**Obiettivo**
Ricopia fedelmente le righe di tutti i record, tralasciando le immagini.
━━ Dati forniti
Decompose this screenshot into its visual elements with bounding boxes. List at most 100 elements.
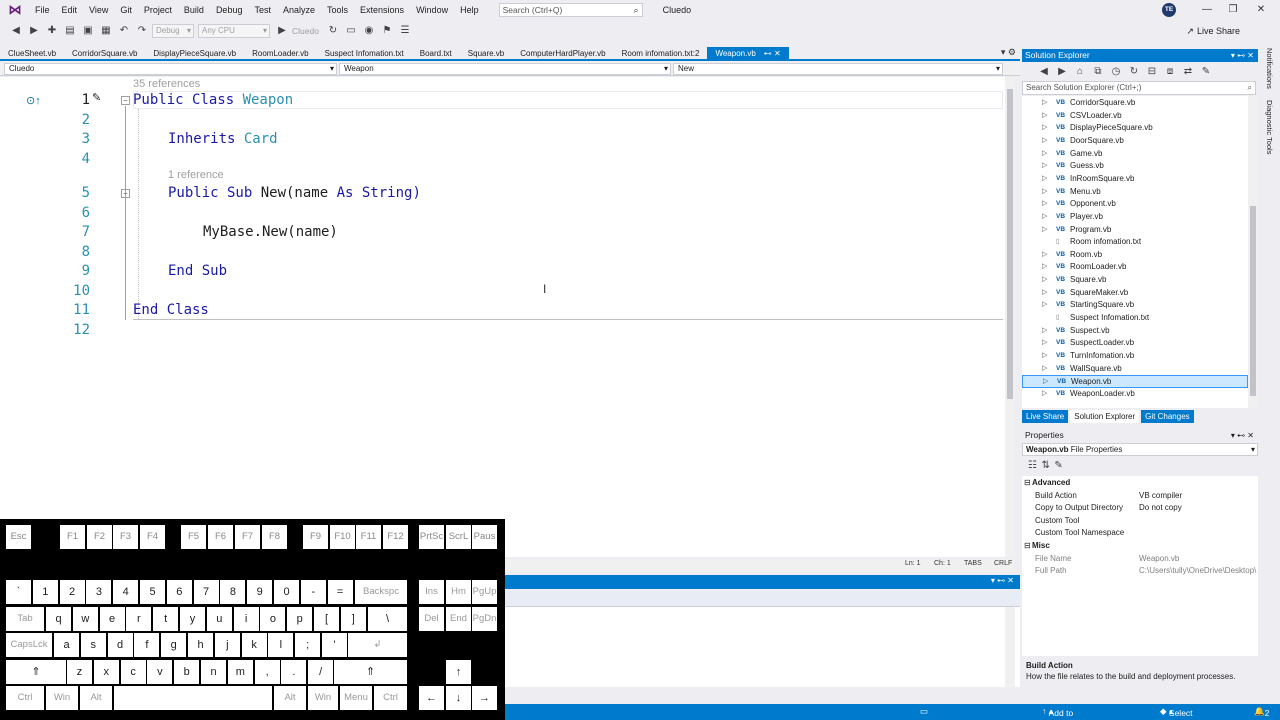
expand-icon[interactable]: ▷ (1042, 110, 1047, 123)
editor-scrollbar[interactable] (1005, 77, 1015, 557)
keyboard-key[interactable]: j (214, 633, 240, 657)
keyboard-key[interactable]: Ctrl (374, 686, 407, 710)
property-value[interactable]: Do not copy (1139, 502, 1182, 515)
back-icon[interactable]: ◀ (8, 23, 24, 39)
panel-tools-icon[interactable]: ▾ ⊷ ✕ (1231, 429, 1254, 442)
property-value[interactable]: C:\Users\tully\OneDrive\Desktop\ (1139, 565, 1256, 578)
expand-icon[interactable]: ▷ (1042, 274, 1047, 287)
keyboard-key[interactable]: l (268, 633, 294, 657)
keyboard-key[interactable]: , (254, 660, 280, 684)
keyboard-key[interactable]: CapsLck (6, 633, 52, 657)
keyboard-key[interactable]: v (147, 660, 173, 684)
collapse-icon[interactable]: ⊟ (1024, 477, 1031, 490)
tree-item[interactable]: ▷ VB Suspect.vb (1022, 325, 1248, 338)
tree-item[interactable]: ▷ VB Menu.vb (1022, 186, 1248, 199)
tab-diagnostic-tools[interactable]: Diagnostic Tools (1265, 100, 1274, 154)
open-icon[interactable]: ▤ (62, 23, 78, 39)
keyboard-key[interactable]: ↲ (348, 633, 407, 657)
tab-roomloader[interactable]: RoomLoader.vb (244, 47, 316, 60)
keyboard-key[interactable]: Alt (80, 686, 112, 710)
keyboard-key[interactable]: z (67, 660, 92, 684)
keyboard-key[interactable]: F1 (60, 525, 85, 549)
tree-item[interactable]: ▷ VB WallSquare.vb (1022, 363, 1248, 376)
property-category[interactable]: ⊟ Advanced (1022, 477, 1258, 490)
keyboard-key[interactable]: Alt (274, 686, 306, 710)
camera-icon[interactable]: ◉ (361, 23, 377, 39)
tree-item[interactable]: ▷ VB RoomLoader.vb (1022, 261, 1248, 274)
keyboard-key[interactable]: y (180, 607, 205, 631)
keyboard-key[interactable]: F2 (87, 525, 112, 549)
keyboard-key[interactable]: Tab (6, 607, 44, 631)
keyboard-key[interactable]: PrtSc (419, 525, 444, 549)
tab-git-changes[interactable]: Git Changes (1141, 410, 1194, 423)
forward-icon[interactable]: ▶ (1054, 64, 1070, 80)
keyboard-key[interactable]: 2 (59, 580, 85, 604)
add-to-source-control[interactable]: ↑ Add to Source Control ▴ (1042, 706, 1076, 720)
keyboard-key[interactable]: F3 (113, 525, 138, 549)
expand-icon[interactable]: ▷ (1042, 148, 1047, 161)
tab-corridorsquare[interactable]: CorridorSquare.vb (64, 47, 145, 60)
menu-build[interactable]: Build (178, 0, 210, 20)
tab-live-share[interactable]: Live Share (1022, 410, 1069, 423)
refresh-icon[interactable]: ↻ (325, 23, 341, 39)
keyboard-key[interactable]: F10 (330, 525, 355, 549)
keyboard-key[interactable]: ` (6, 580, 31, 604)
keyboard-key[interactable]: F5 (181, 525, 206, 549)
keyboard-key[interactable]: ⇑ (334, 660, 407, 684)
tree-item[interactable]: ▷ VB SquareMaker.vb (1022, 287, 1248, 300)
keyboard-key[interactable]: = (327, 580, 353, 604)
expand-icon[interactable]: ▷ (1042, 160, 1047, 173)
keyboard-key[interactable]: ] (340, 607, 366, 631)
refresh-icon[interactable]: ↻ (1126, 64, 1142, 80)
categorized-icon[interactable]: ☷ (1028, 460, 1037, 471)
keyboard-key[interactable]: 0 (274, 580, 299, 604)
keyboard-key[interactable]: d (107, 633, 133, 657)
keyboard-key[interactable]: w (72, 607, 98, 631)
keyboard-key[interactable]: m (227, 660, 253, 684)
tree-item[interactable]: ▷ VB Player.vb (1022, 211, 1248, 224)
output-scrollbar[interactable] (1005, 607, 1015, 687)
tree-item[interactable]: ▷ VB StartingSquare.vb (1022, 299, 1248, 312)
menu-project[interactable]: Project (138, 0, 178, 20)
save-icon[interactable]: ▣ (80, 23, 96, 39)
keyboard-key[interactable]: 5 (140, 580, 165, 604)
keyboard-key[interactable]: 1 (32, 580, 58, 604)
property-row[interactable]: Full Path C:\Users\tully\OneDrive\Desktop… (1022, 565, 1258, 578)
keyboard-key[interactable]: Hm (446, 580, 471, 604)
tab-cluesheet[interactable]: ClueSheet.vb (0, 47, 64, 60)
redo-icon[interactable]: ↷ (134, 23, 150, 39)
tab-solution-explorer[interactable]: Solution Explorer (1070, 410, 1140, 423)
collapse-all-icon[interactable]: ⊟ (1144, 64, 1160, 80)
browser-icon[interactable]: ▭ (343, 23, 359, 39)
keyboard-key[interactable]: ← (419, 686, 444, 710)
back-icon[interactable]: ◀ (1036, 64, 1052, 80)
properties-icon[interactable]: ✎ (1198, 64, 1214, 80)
━━━━
**Risposta completa**
Decompose this screenshot into its visual elements with bounding boxes. List at most 100 elements.
expand-icon[interactable]: ▷ (1042, 110, 1047, 123)
editor-scrollbar[interactable] (1005, 77, 1015, 557)
keyboard-key[interactable]: j (214, 633, 240, 657)
keyboard-key[interactable]: Ctrl (374, 686, 407, 710)
property-value[interactable]: Do not copy (1139, 502, 1182, 515)
back-icon[interactable]: ◀ (8, 23, 24, 39)
panel-tools-icon[interactable]: ▾ ⊷ ✕ (1231, 429, 1254, 442)
property-value[interactable]: C:\Users\tully\OneDrive\Desktop\ (1139, 565, 1256, 578)
expand-icon[interactable]: ▷ (1042, 274, 1047, 287)
keyboard-key[interactable]: l (268, 633, 294, 657)
keyboard-key[interactable]: , (254, 660, 280, 684)
keyboard-key[interactable]: CapsLck (6, 633, 52, 657)
keyboard-key[interactable]: v (147, 660, 173, 684)
collapse-icon[interactable]: ⊟ (1024, 477, 1031, 490)
tree-item[interactable]: ▷ VB Suspect.vb (1022, 325, 1248, 338)
tree-item[interactable]: ▷ VB Menu.vb (1022, 186, 1248, 199)
tab-diagnostic-tools[interactable]: Diagnostic Tools (1265, 100, 1274, 154)
open-icon[interactable]: ▤ (62, 23, 78, 39)
keyboard-key[interactable]: ↲ (348, 633, 407, 657)
tab-roomloader[interactable]: RoomLoader.vb (244, 47, 316, 60)
keyboard-key[interactable]: Alt (80, 686, 112, 710)
keyboard-key[interactable]: z (67, 660, 92, 684)
keyboard-key[interactable]: F1 (60, 525, 85, 549)
tree-item[interactable]: ▷ VB WallSquare.vb (1022, 363, 1248, 376)
property-category[interactable]: ⊟ Advanced (1022, 477, 1258, 490)
keyboard-key[interactable]: Alt (274, 686, 306, 710)
camera-icon[interactable]: ◉ (361, 23, 377, 39)
tree-item[interactable]: ▷ VB RoomLoader.vb (1022, 261, 1248, 274)
keyboard-key[interactable]: y (180, 607, 205, 631)
keyboard-key[interactable]: F2 (87, 525, 112, 549)
keyboard-key[interactable]: Tab (6, 607, 44, 631)
keyboard-key[interactable]: PrtSc (419, 525, 444, 549)
tab-git-changes[interactable]: Git Changes (1141, 410, 1194, 423)
forward-icon[interactable]: ▶ (1054, 64, 1070, 80)
keyboard-key[interactable]: 2 (59, 580, 85, 604)
add-to-source-control[interactable]: ↑ Add to Source Control ▴ (1042, 706, 1076, 720)
keyboard-key[interactable]: F3 (113, 525, 138, 549)
expand-icon[interactable]: ▷ (1042, 148, 1047, 161)
tab-corridorsquare[interactable]: CorridorSquare.vb (64, 47, 145, 60)
menu-build[interactable]: Build (178, 0, 210, 20)
tab-live-share[interactable]: Live Share (1022, 410, 1069, 423)
refresh-icon[interactable]: ↻ (325, 23, 341, 39)
keyboard-key[interactable]: F10 (330, 525, 355, 549)
keyboard-key[interactable]: ` (6, 580, 31, 604)
keyboard-key[interactable]: F5 (181, 525, 206, 549)
keyboard-key[interactable]: ⇑ (334, 660, 407, 684)
tree-item[interactable]: ▷ VB SquareMaker.vb (1022, 287, 1248, 300)
keyboard-key[interactable]: = (327, 580, 353, 604)
expand-icon[interactable]: ▷ (1042, 160, 1047, 173)
keyboard-key[interactable]: ] (340, 607, 366, 631)
refresh-icon[interactable]: ↻ (1126, 64, 1142, 80)
categorized-icon[interactable]: ☷ (1028, 460, 1037, 471)
keyboard-key[interactable]: 0 (274, 580, 299, 604)
keyboard-key[interactable]: d (107, 633, 133, 657)
keyboard-key[interactable]: w (72, 607, 98, 631)
keyboard-key[interactable]: m (227, 660, 253, 684)
tree-item[interactable]: ▷ VB Player.vb (1022, 211, 1248, 224)
output-scrollbar[interactable] (1005, 607, 1015, 687)
tree-item[interactable]: ▷ VB StartingSquare.vb (1022, 299, 1248, 312)
menu-project[interactable]: Project (138, 0, 178, 20)
save-icon[interactable]: ▣ (80, 23, 96, 39)
keyboard-key[interactable]: 5 (140, 580, 165, 604)
keyboard-key[interactable]: 1 (32, 580, 58, 604)
property-row[interactable]: Full Path C:\Users\tully\OneDrive\Desktop… (1022, 565, 1258, 578)
keyboard-key[interactable]: Hm (446, 580, 471, 604)
tab-cluesheet[interactable]: ClueSheet.vb (0, 47, 64, 60)
redo-icon[interactable]: ↷ (134, 23, 150, 39)
tab-solution-explorer[interactable]: Solution Explorer (1070, 410, 1140, 423)
collapse-all-icon[interactable]: ⊟ (1144, 64, 1160, 80)
browser-icon[interactable]: ▭ (343, 23, 359, 39)
keyboard-key[interactable]: ← (419, 686, 444, 710)
back-icon[interactable]: ◀ (1036, 64, 1052, 80)
properties-icon[interactable]: ✎ (1198, 64, 1214, 80)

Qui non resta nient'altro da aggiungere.